What you should do –
Copy out each line of the material below that holds the string "structure".

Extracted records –
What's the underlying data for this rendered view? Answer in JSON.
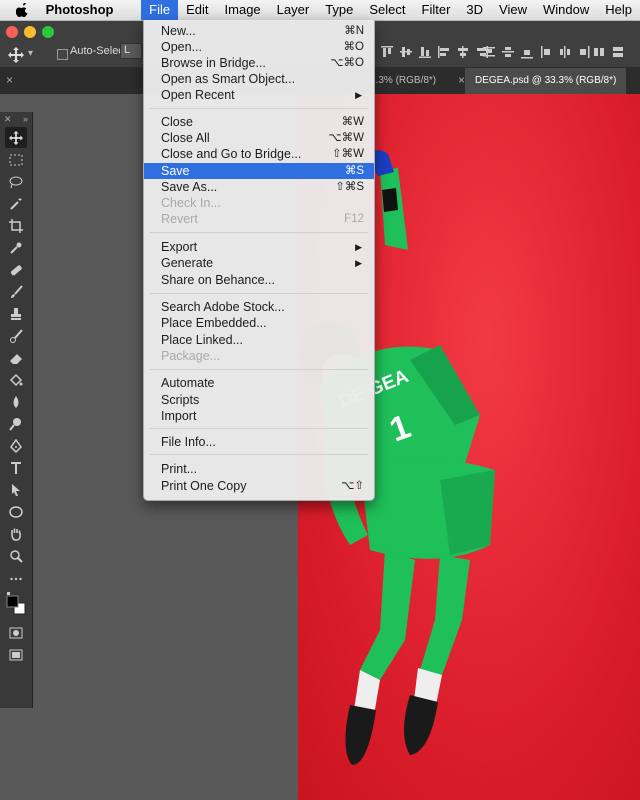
{
  "menubar": {
    "app_name": "Photoshop CC",
    "menus": [
      "File",
      "Edit",
      "Image",
      "Layer",
      "Type",
      "Select",
      "Filter",
      "3D",
      "View",
      "Window",
      "Help"
    ],
    "active_menu": "File"
  },
  "options": {
    "auto_select_label": "Auto-Select:",
    "auto_select_value": "L"
  },
  "tabs": [
    {
      "label": "×"
    },
    {
      "label": "3.3% (RGB/8*)"
    },
    {
      "label": "DEGEA.psd @ 33.3% (RGB/8*)"
    }
  ],
  "file_menu": {
    "items": [
      {
        "label": "New...",
        "shortcut": "⌘N"
      },
      {
        "label": "Open...",
        "shortcut": "⌘O"
      },
      {
        "label": "Browse in Bridge...",
        "shortcut": "⌥⌘O"
      },
      {
        "label": "Open as Smart Object...",
        "shortcut": ""
      },
      {
        "label": "Open Recent",
        "shortcut": "▶"
      },
      {
        "label": "Close",
        "shortcut": "⌘W"
      },
      {
        "label": "Close All",
        "shortcut": "⌥⌘W"
      },
      {
        "label": "Close and Go to Bridge...",
        "shortcut": "⇧⌘W"
      },
      {
        "label": "Save",
        "shortcut": "⌘S"
      },
      {
        "label": "Save As...",
        "shortcut": "⇧⌘S"
      },
      {
        "label": "Check In...",
        "shortcut": ""
      },
      {
        "label": "Revert",
        "shortcut": "F12"
      },
      {
        "label": "Export",
        "shortcut": "▶"
      },
      {
        "label": "Generate",
        "shortcut": "▶"
      },
      {
        "label": "Share on Behance...",
        "shortcut": ""
      },
      {
        "label": "Search Adobe Stock...",
        "shortcut": ""
      },
      {
        "label": "Place Embedded...",
        "shortcut": ""
      },
      {
        "label": "Place Linked...",
        "shortcut": ""
      },
      {
        "label": "Package...",
        "shortcut": ""
      },
      {
        "label": "Automate",
        "shortcut": ""
      },
      {
        "label": "Scripts",
        "shortcut": ""
      },
      {
        "label": "Import",
        "shortcut": ""
      },
      {
        "label": "File Info...",
        "shortcut": ""
      },
      {
        "label": "Print...",
        "shortcut": ""
      },
      {
        "label": "Print One Copy",
        "shortcut": "⌥⇧"
      }
    ]
  },
  "canvas": {
    "jersey_name": "DE GEA",
    "jersey_number": "1",
    "bg_color": "#e0222f",
    "kit_color": "#1fbf5a"
  },
  "icons": [
    "apple-icon",
    "move-tool-icon",
    "marquee-tool-icon",
    "lasso-tool-icon",
    "magic-wand-icon",
    "crop-tool-icon",
    "eyedropper-icon",
    "healing-brush-icon",
    "brush-tool-icon",
    "clone-stamp-icon",
    "history-brush-icon",
    "eraser-icon",
    "paint-bucket-icon",
    "blur-tool-icon",
    "dodge-tool-icon",
    "pen-tool-icon",
    "type-tool-icon",
    "path-selection-icon",
    "ellipse-tool-icon",
    "hand-tool-icon",
    "zoom-tool-icon",
    "more-tools-icon",
    "color-swatches-icon",
    "quick-mask-icon",
    "screen-mode-icon"
  ]
}
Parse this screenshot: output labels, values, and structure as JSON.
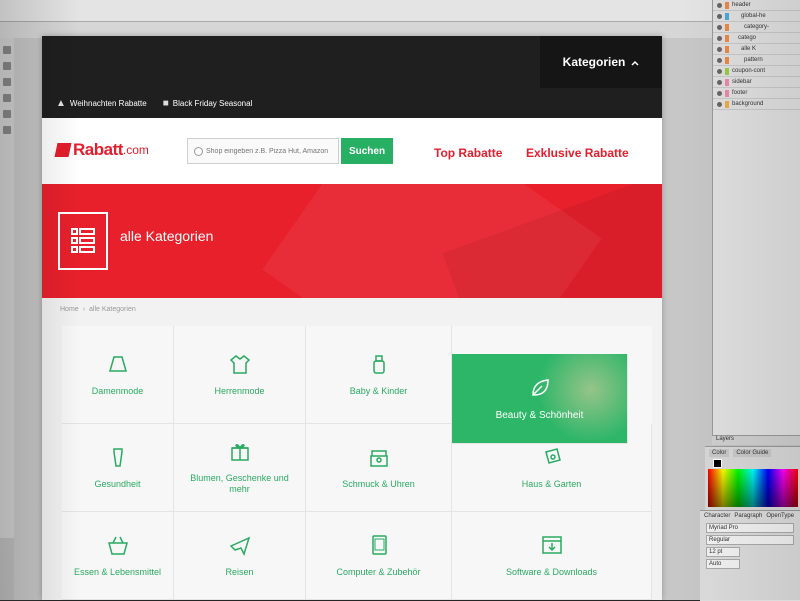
{
  "app": {
    "layers": [
      "header",
      "global-he",
      "category-",
      "catego",
      "alle K",
      "pattern",
      "coupon-cont",
      "sidebar",
      "footer",
      "background"
    ],
    "layers_panel_label": "Layers",
    "color_tabs": [
      "Color",
      "Color Guide"
    ],
    "character_tabs": [
      "Character",
      "Paragraph",
      "OpenType"
    ],
    "font_name": "Myriad Pro",
    "font_style": "Regular",
    "font_size": "12 pt",
    "leading": "Auto"
  },
  "site": {
    "colors": {
      "brand_red": "#e31e2d",
      "accent_green": "#27b063"
    },
    "categories_button": "Kategorien",
    "promo_links": [
      {
        "label": "Weihnachten Rabatte",
        "icon": "tree-icon"
      },
      {
        "label": "Black Friday Seasonal",
        "icon": "gift-icon"
      }
    ],
    "logo": {
      "name": "Rabatt",
      "tld": ".com"
    },
    "search": {
      "placeholder": "Shop eingeben z.B. Pizza Hut, Amazon",
      "button": "Suchen"
    },
    "nav": {
      "top_rabatte": "Top Rabatte",
      "exklusive_rabatte": "Exklusive Rabatte"
    },
    "hero": {
      "title": "alle Kategorien",
      "icon": "list-icon"
    },
    "breadcrumb": [
      "Home",
      "›",
      "alle Kategorien"
    ],
    "categories": [
      {
        "label": "Damenmode",
        "icon": "skirt-icon"
      },
      {
        "label": "Herrenmode",
        "icon": "shirt-icon"
      },
      {
        "label": "Baby & Kinder",
        "icon": "bottle-icon"
      },
      {
        "label": "Beauty & Schönheit",
        "icon": "leaf-icon",
        "active": true
      },
      {
        "label": "Gesundheit",
        "icon": "tube-icon"
      },
      {
        "label": "Blumen, Geschenke und mehr",
        "icon": "gift-icon"
      },
      {
        "label": "Schmuck & Uhren",
        "icon": "ring-box-icon"
      },
      {
        "label": "Haus & Garten",
        "icon": "seed-packet-icon"
      },
      {
        "label": "Essen & Lebensmittel",
        "icon": "basket-icon"
      },
      {
        "label": "Reisen",
        "icon": "plane-icon"
      },
      {
        "label": "Computer & Zubehör",
        "icon": "tablet-icon"
      },
      {
        "label": "Software & Downloads",
        "icon": "download-icon"
      }
    ]
  }
}
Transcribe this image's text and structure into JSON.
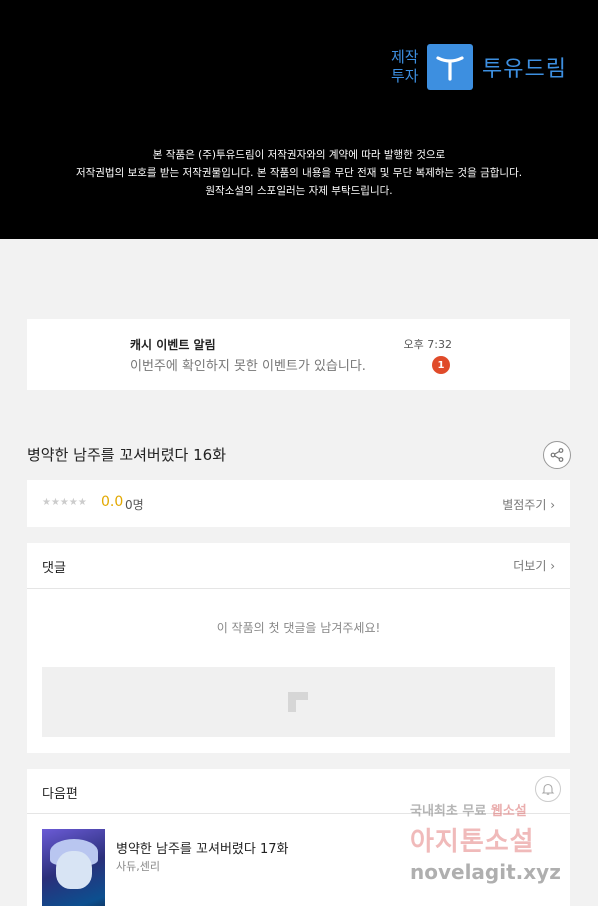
{
  "header": {
    "brand_small_line1": "제작",
    "brand_small_line2": "투자",
    "brand_name": "투유드림",
    "notice_lines": [
      "본 작품은 (주)투유드림이 저작권자와의 계약에 따라 발행한 것으로",
      "저작권법의 보호를 받는 저작권물입니다. 본 작품의 내용을 무단 전재 및 무단 복제하는 것을 금합니다.",
      "원작소설의 스포일러는 자제 부탁드립니다."
    ],
    "brand_color": "#3d8fe0"
  },
  "notification": {
    "title": "캐시 이벤트 알림",
    "message": "이번주에 확인하지 못한 이벤트가 있습니다.",
    "time": "오후 7:32",
    "badge_count": "1"
  },
  "episode": {
    "title": "병약한 남주를 꼬셔버렸다 16화"
  },
  "rating": {
    "stars": "★★★★★",
    "score": "0.0",
    "count": "0명",
    "rate_link": "별점주기 ›"
  },
  "comments": {
    "title": "댓글",
    "more_link": "더보기 ›",
    "empty_message": "이 작품의 첫 댓글을 남겨주세요!"
  },
  "next_episode": {
    "section_title": "다음편",
    "title": "병약한 남주를 꼬셔버렸다 17화",
    "author": "사듀,센리"
  },
  "watermark": {
    "line1_a": "국내최초 무료",
    "line1_b": "웹소설",
    "line2": "아지톤소설",
    "line3": "novelagit.xyz"
  },
  "icons": {
    "share": "share-icon",
    "bell": "bell-icon",
    "comment_box": "image-placeholder-icon",
    "logo": "tudream-logo-icon"
  }
}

Complete output –
Parse this screenshot: output labels, values, and structure as JSON.
Transcribe this image's text and structure into JSON.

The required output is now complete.